**Textauszug**
──────────────────────────────

Neues Volksblatt: "Zukunft" (von Markus Ebert)

Ausgabe vom 30. September 2010

Linz (OTS) - Nichts dokumentiert eindringlicher die Brisanz des Themas Pensionen als der Umgang mit dem Bericht der Pensionskommission. Sie verschiebt ihre Empfehlungen auf das Jahr 2011, und alle sind zufrieden, weil man die schlechten Nachrichten für eine Weile vom Tisch hat. Nein, natürlich hat da jetzt niemand Angst bekommen, dass vor der Wien-Wahl dieses heikle Thema politisch doch nicht ganz opportun ist. Natürlich geht es nur um eine Überarbeitung auf Basis reellerer Zahlen, und natürlich wird im kommenden Jahr alles anders aussehen.
Aber auch wenn sich herausstellt, dass der Bundeszuschuss doch nicht auf über 28 Milliarden Euro bis zum Jahr 2060 explodieren wird, und dass natürlich die staatlichen Pensionen in ihrer ganzen Höhe gesichert sind: An der grundsätzlichen Pensionsthematik wird man sich nicht dauerhaft vorbeischwindeln können. Irgendwann werden die heute Jungen vielleicht doch draufkommen, dass sich derzeit in der Diskussion am lautesten die nicht Betroffenen zu Wort melden. Mit Verlaub und allem Respekt vor der älteren Generation: Wer jetzt in Pension ist, hat nicht wirklich etwas zu befürchten. Es geht um die Zukunftsfähigkeit des Pensionssystems, und es geht daher um die Zukunft der Jungen, wenn sie alt sind.

──────────────────────────────

Daten zur Erkennung von Dokumentstrukturen
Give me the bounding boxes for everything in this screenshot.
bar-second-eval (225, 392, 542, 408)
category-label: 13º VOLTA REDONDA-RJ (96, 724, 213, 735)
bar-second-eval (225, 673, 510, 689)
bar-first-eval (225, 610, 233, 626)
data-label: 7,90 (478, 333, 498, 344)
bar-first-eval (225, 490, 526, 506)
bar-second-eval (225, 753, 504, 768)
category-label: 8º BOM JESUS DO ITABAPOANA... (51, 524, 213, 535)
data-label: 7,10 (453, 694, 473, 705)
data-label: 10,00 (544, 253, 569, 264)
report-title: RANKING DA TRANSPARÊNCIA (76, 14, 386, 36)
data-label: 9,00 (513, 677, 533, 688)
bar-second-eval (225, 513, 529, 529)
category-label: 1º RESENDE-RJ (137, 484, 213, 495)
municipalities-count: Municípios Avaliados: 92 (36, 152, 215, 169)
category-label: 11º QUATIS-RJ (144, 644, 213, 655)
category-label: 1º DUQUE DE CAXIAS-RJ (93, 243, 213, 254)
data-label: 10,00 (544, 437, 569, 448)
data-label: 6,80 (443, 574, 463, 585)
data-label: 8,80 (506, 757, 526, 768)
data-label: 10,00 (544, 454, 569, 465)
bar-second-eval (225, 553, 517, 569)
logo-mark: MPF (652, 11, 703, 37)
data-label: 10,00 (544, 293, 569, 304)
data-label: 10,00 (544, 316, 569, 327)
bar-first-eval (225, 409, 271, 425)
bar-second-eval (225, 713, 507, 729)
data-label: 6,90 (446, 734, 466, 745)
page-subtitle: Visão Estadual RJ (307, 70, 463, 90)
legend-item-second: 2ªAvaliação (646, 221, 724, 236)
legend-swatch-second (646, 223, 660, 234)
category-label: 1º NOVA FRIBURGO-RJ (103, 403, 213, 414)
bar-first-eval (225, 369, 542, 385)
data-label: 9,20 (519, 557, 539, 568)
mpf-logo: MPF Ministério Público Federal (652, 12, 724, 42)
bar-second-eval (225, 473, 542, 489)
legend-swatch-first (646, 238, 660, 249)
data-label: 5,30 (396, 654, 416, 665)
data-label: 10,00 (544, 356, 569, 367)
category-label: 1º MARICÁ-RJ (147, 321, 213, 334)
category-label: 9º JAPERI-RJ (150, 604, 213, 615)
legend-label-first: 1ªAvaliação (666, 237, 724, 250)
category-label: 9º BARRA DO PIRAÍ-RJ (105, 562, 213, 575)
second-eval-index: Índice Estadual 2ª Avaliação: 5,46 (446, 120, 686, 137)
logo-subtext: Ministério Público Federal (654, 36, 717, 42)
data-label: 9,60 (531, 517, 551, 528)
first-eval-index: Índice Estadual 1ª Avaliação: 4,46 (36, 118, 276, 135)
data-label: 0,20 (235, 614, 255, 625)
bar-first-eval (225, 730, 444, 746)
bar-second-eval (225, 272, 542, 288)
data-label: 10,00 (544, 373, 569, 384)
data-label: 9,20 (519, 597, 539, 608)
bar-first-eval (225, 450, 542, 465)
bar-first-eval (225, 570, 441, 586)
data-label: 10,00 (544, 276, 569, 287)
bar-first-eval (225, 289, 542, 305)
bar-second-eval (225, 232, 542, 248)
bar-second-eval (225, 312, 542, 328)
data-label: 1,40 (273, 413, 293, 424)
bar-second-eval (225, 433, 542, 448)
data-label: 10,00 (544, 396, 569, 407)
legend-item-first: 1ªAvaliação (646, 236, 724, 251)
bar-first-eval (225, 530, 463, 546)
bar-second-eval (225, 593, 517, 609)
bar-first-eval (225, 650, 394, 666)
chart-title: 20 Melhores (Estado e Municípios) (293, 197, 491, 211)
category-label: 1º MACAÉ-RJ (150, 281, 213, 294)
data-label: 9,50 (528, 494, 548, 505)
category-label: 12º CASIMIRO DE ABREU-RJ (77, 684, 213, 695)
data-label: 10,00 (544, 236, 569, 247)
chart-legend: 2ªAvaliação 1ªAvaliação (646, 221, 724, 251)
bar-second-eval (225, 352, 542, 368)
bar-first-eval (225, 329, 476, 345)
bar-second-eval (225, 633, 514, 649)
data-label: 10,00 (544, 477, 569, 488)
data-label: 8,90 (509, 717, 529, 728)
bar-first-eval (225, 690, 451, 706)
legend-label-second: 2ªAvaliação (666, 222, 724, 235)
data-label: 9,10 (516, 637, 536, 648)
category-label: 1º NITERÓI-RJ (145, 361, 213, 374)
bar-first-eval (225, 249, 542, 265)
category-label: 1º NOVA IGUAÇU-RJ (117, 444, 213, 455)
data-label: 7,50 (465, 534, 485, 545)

──────────────────────────────

**Arbeitsaufträge**
(1) Schreiben Sie aus dem Kommentar über die Pensionen den Abschnitt ab, der mit "Aber auch wenn" beginnt und mit "sie alt sind." endet.
(2) Auf welches Jahr verschiebt die Pensionskommission laut dem Kommentar über die Pensionen ihre Empfehlungen?
Die Auflistung hat mit dem Kommentar über die Pensionen nichts zu tun.

**Lösungen**
(1)
Aber auch wenn sich herausstellt, dass der Bundeszuschuss doch nicht auf über 28 Milliarden Euro bis zum Jahr 2060 explodieren wird, und dass natürlich die staatlichen Pensionen in ihrer ganzen Höhe gesichert sind: An der grundsätzlichen Pensionsthematik wird man sich nicht dauerhaft vorbeischwindeln können. Irgendwann werden die heute Jungen vielleicht doch draufkommen, dass sich derzeit in der Diskussion am lautesten die nicht Betroffenen zu Wort melden. Mit Verlaub und allem Respekt vor der älteren Generation: Wer jetzt in Pension ist, hat nicht wirklich etwas zu befürchten. Es geht um die Zukunftsfähigkeit des Pensionssystems, und es geht daher um die Zukunft der Jungen, wenn sie alt sind.

(2) Auf das Jahr 2011.